━━━ Records for this task ━━━

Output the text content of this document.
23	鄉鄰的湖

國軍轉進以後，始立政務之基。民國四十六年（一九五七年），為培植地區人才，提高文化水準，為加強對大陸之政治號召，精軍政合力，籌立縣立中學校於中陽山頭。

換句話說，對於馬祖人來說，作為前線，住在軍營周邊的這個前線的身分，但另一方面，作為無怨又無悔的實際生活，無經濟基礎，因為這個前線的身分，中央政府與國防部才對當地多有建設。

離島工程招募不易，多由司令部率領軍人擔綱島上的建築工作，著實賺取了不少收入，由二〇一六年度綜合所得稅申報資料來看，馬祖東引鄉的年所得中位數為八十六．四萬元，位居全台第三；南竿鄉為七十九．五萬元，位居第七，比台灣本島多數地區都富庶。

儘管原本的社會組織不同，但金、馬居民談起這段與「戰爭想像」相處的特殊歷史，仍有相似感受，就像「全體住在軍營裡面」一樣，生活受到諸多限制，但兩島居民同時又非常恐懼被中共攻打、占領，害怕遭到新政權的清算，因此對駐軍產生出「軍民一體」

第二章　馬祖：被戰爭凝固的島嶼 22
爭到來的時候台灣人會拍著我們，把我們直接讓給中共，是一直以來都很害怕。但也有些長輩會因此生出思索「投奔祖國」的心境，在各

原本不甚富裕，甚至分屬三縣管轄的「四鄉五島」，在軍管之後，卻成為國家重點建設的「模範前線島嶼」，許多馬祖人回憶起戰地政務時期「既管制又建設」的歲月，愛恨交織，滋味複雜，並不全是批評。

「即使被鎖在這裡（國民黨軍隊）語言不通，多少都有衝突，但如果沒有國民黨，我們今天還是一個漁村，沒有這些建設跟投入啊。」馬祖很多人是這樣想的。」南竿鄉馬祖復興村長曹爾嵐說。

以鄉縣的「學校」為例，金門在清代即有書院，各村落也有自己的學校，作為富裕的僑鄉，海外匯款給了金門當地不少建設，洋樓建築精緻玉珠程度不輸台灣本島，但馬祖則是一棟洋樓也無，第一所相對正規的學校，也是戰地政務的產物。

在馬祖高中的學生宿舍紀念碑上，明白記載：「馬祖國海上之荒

━━━
━━━ Records for this task ━━━

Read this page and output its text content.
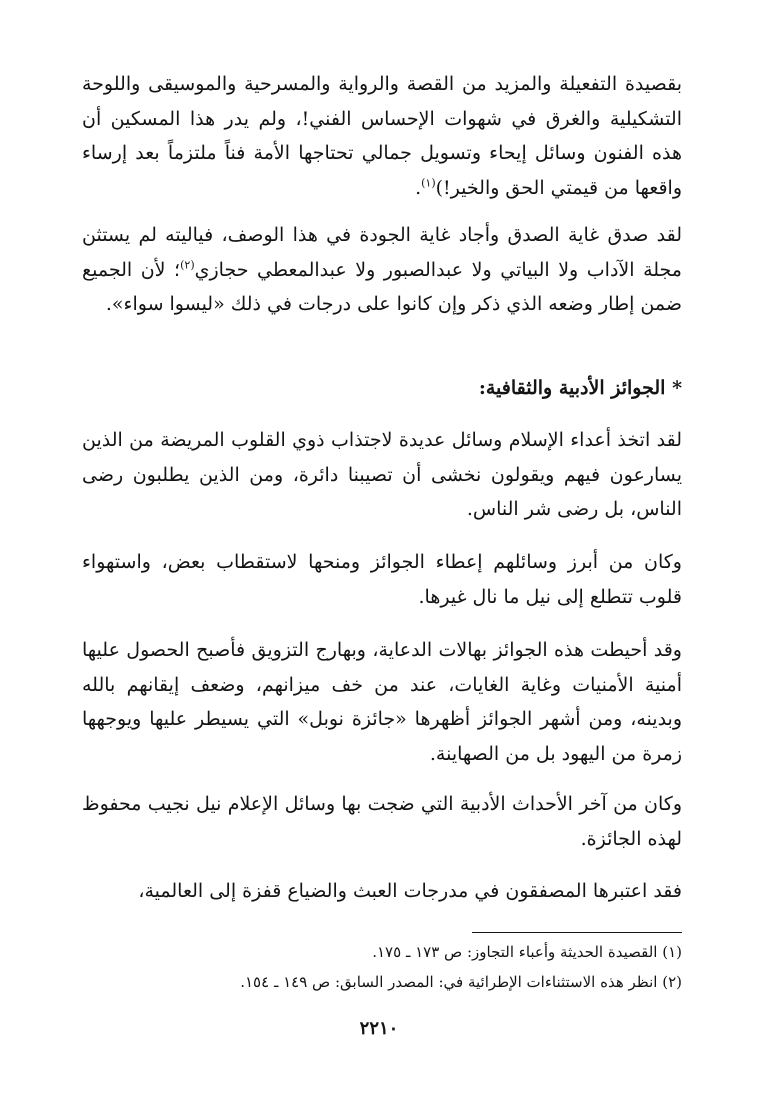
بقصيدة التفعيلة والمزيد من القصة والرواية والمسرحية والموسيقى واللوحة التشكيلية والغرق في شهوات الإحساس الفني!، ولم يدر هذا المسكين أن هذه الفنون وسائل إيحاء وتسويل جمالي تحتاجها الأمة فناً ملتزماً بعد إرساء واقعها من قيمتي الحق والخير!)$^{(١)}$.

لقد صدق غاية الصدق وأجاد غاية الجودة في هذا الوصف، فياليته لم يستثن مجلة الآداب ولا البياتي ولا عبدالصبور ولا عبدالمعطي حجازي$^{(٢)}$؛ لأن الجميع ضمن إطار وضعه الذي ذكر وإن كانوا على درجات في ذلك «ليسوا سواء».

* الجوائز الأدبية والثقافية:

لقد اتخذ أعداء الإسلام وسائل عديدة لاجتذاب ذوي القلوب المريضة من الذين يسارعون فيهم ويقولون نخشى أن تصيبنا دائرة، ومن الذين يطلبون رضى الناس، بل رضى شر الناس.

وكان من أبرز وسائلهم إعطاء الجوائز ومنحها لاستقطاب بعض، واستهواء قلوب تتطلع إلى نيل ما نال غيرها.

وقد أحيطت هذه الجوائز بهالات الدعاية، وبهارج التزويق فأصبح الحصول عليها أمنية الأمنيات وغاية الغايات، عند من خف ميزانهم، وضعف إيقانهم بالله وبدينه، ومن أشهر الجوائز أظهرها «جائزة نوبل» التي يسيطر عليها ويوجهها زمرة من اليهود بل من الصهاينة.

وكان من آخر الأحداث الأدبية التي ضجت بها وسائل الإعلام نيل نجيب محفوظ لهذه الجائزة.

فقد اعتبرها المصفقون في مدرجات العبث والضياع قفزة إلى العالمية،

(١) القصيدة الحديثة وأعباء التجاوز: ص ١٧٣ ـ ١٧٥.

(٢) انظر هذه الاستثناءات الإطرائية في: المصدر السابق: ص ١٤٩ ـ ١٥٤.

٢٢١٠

━━━
━━━ Records for this task ━━━

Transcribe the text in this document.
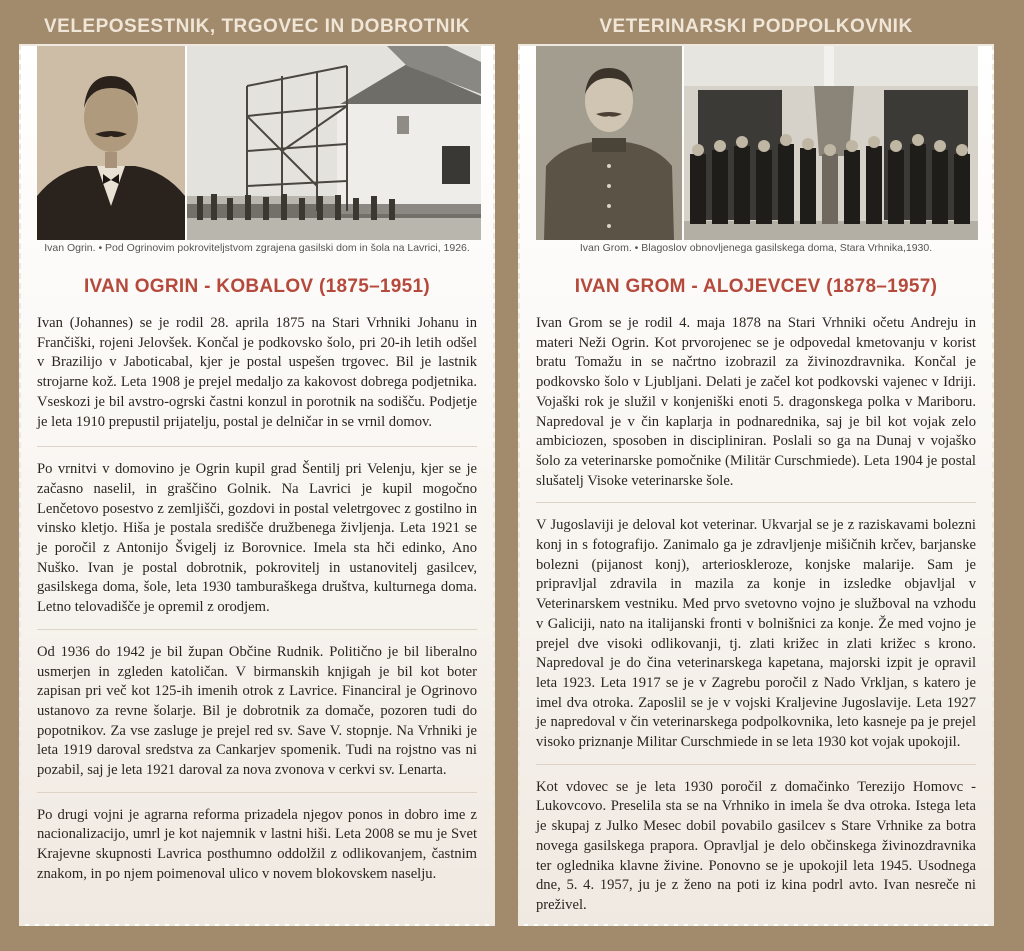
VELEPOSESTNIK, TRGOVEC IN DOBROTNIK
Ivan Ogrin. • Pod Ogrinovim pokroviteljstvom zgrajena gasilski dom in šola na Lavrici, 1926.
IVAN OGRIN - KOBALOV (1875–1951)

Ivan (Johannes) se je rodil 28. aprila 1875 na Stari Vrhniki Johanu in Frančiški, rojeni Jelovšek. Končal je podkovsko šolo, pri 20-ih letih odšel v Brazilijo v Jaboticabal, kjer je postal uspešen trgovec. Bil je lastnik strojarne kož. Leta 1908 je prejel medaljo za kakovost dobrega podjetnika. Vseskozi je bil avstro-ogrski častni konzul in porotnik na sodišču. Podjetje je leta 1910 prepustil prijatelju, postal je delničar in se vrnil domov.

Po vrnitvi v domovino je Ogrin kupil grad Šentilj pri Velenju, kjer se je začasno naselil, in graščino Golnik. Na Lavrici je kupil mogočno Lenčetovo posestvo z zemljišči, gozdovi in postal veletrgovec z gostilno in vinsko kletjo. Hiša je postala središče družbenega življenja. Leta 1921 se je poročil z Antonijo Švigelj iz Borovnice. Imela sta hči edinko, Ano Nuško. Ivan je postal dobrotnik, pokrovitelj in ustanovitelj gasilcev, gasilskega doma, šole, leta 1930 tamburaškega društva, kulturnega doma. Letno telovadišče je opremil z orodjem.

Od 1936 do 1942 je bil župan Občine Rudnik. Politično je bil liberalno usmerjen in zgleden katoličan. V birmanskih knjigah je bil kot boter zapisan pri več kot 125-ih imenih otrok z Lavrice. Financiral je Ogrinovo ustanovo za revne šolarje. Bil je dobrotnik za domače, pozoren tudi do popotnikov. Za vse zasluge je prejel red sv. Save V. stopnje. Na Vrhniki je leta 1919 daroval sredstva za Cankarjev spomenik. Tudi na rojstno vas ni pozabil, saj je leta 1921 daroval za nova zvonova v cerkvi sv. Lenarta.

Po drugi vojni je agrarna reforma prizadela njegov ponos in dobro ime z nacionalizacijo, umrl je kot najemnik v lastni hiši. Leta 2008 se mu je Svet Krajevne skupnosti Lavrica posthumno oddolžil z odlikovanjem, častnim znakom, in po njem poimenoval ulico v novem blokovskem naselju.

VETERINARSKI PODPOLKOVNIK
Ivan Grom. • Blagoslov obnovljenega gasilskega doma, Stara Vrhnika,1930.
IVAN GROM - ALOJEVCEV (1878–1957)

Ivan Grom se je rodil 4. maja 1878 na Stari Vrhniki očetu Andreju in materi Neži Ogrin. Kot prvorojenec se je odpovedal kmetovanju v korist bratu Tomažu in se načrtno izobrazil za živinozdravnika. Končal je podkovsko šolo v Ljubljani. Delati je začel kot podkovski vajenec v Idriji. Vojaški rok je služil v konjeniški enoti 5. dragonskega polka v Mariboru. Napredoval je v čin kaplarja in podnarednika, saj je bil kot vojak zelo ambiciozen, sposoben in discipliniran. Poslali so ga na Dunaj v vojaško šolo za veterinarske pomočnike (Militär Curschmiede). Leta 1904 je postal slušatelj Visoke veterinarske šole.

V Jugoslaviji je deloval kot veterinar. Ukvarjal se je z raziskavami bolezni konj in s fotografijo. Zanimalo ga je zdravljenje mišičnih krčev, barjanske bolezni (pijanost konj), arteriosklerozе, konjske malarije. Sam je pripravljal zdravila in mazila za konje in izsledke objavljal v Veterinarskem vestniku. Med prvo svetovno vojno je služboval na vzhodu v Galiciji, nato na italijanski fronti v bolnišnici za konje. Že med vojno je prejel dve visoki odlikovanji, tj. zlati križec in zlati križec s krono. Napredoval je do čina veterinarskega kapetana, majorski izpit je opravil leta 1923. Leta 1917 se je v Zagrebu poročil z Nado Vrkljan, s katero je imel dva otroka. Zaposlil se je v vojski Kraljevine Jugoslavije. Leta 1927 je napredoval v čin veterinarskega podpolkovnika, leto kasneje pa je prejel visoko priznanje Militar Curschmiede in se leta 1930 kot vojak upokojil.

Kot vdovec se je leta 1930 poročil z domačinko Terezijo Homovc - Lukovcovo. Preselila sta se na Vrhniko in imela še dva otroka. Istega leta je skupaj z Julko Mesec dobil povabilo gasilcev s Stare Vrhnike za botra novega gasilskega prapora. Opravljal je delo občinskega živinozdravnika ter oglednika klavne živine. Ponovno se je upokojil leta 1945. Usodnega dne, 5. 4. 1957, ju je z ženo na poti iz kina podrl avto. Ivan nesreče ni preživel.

━━━

--- What you will do ---
Using the listing above, show each line holding the string "وكان".

--- Response to the exercise ---
وكان من أبرز وسائلهم إعطاء الجوائز ومنحها لاستقطاب بعض، واستهواء قلوب تتطلع إلى نيل ما نال غيرها.
وكان من آخر الأحداث الأدبية التي ضجت بها وسائل الإعلام نيل نجيب محفوظ لهذه الجائزة.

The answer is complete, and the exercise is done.